====== Data shown

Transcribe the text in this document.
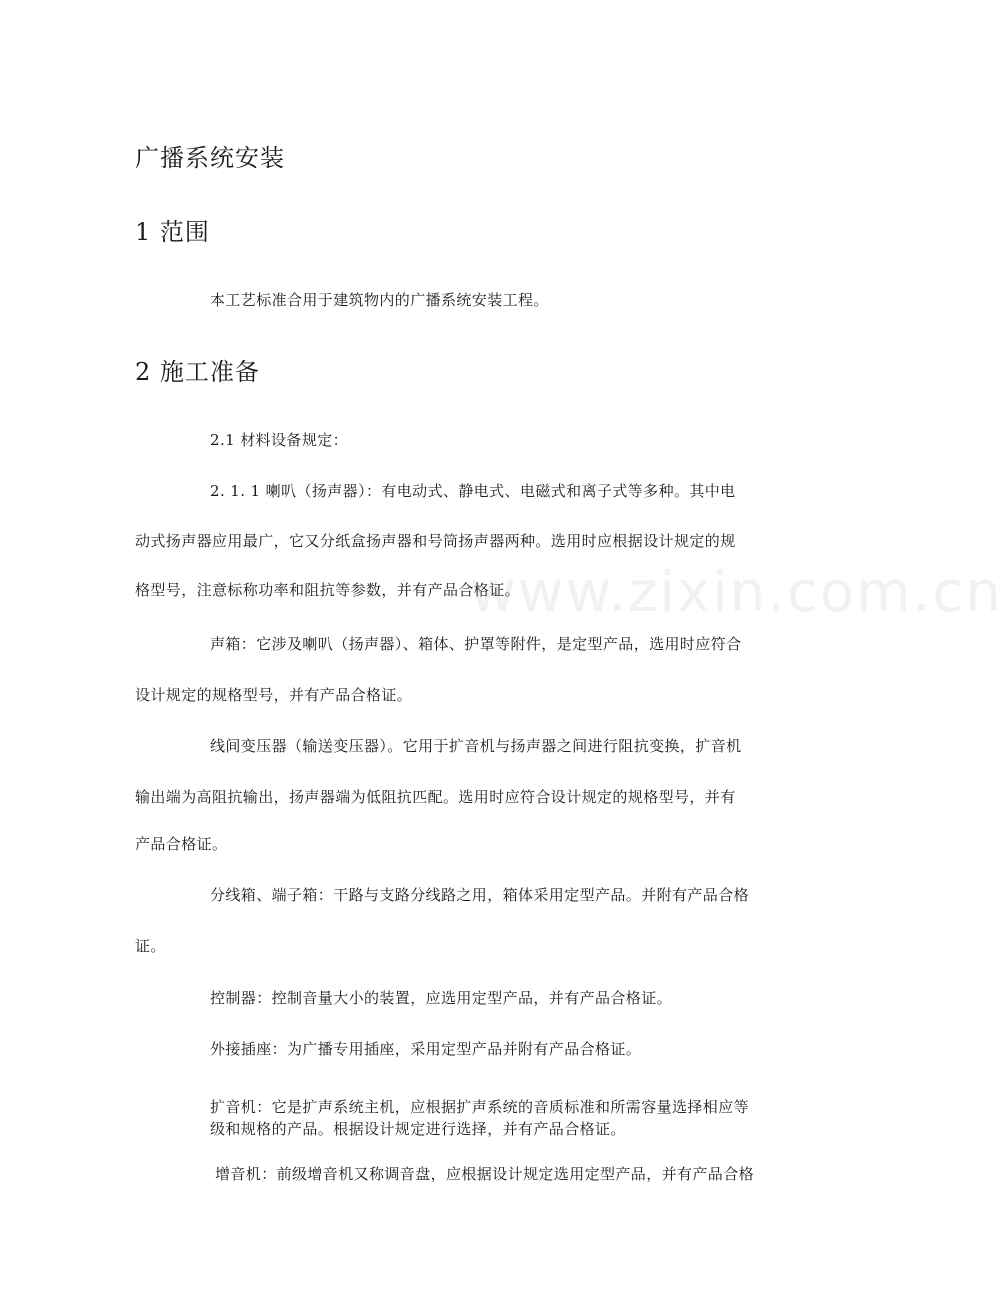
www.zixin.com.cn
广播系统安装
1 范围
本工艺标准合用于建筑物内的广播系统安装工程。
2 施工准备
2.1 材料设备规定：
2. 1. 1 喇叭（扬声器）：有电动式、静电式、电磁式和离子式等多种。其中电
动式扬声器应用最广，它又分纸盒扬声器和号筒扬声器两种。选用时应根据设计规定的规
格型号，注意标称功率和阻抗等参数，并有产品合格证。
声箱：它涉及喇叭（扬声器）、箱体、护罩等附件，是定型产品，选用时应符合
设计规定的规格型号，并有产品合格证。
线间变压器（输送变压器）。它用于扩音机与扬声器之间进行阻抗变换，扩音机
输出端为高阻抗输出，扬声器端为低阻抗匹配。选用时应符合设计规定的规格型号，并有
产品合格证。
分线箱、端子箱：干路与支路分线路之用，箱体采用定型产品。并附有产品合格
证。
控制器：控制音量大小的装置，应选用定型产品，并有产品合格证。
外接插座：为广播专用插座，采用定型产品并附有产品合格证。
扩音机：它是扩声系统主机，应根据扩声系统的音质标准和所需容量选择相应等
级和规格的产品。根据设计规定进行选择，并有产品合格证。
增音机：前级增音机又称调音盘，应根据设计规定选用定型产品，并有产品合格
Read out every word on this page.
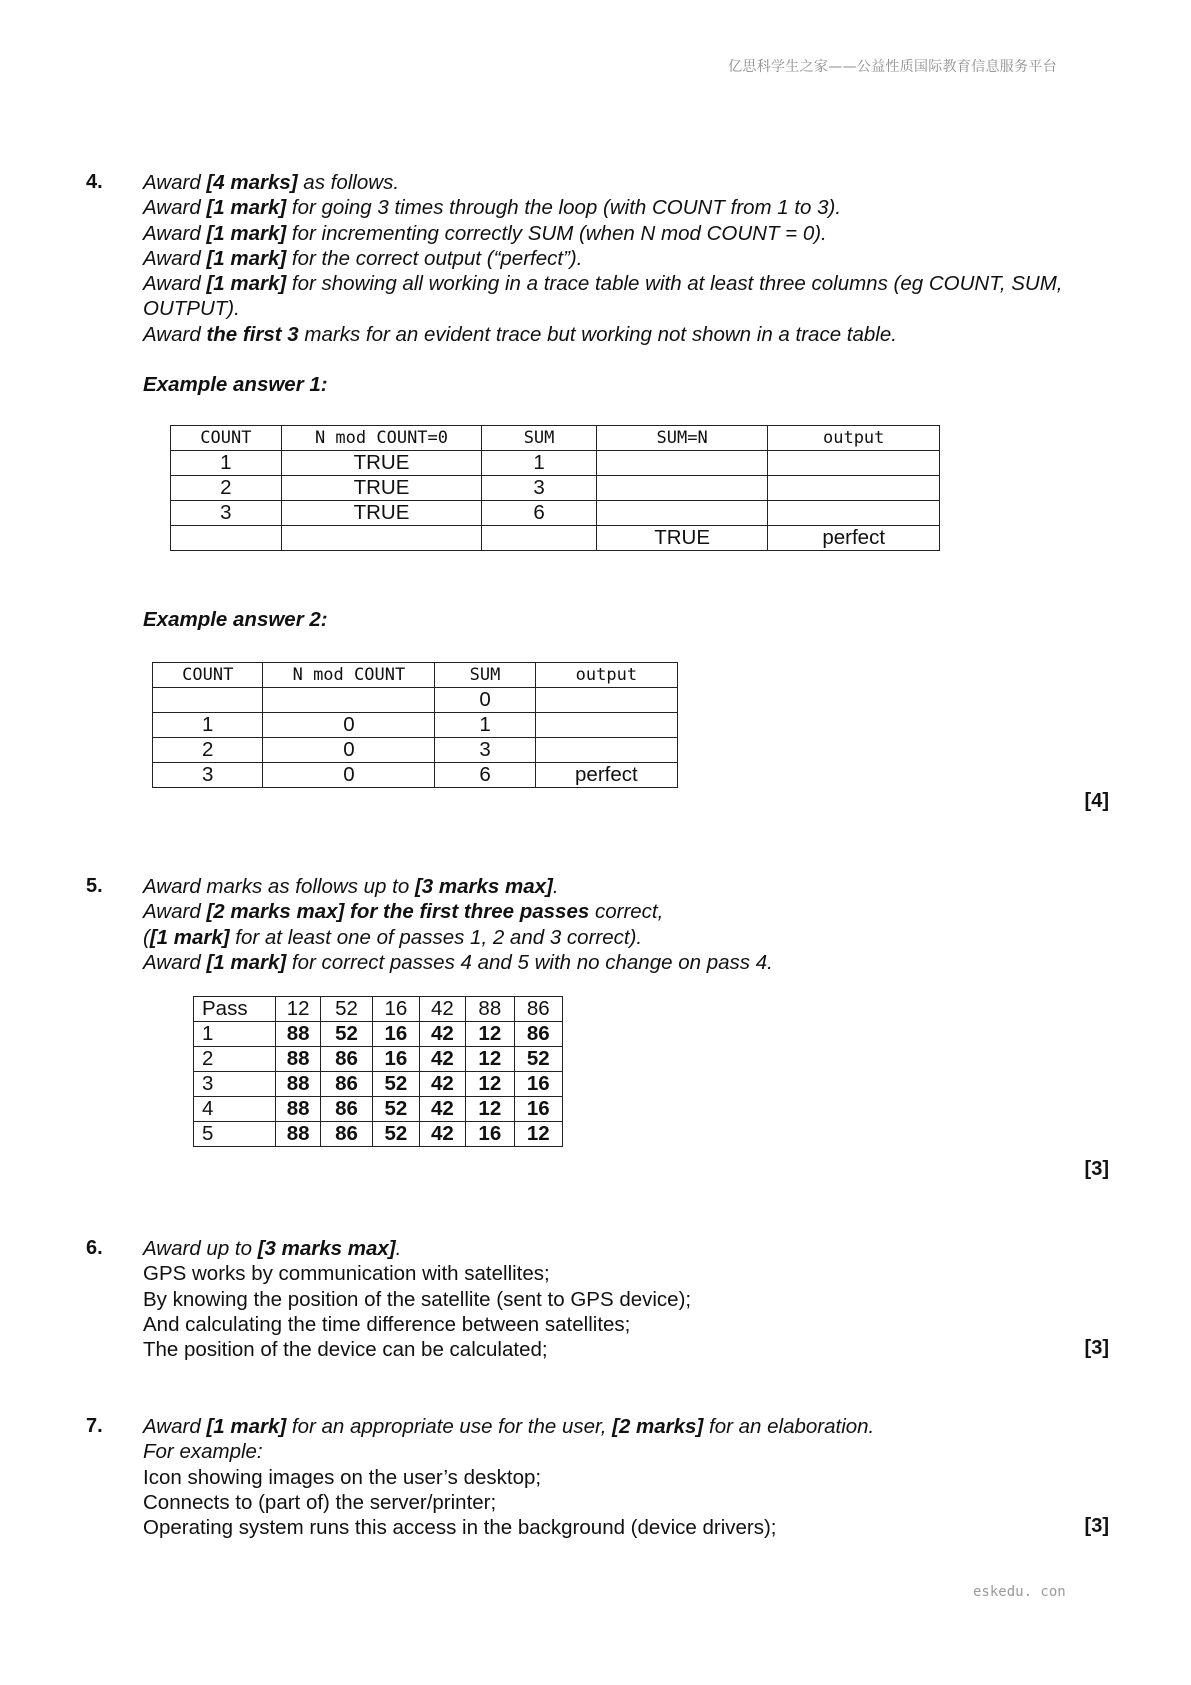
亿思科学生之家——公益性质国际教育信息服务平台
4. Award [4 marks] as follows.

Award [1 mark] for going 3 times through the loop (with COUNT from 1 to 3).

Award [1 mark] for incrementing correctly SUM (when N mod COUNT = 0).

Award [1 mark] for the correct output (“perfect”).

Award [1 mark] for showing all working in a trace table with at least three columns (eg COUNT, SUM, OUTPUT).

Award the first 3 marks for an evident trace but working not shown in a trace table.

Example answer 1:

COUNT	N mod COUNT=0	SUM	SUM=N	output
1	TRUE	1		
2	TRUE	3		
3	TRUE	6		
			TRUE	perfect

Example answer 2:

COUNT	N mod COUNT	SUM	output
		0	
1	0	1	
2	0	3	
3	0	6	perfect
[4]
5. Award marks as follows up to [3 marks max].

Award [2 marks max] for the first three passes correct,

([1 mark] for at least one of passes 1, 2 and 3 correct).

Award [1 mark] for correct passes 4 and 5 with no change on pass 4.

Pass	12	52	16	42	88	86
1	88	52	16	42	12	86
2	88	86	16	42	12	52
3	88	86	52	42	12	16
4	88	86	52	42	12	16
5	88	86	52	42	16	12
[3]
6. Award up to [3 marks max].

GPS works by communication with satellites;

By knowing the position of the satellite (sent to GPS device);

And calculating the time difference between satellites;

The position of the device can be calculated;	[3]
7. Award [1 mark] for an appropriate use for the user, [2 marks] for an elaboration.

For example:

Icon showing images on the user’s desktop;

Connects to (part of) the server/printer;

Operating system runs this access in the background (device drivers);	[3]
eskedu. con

============
====== Data shown

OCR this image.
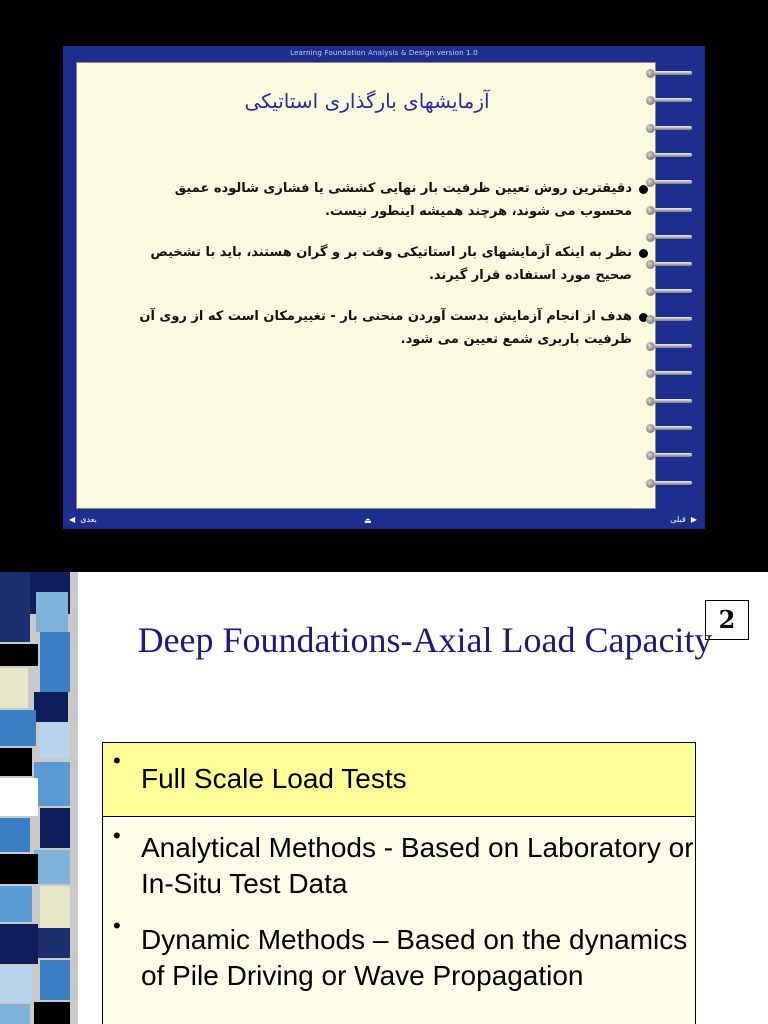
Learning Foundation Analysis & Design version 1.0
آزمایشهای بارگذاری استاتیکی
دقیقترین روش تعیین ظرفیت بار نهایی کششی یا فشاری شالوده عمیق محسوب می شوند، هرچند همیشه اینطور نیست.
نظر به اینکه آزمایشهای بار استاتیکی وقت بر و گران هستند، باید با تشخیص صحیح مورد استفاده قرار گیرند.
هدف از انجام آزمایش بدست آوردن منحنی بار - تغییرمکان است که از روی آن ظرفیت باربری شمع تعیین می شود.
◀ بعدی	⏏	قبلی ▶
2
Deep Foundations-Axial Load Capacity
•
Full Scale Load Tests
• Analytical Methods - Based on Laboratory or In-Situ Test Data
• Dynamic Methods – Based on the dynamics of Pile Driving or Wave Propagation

============

Exercise:
Take every line from the records above that has the word "آزمایشهای" and copy it.

Exercise answer:
آزمایشهای بارگذاری استاتیکی
نظر به اینکه آزمایشهای بار استاتیکی وقت بر و گران هستند، باید با تشخیص صحیح مورد استفاده قرار گیرند.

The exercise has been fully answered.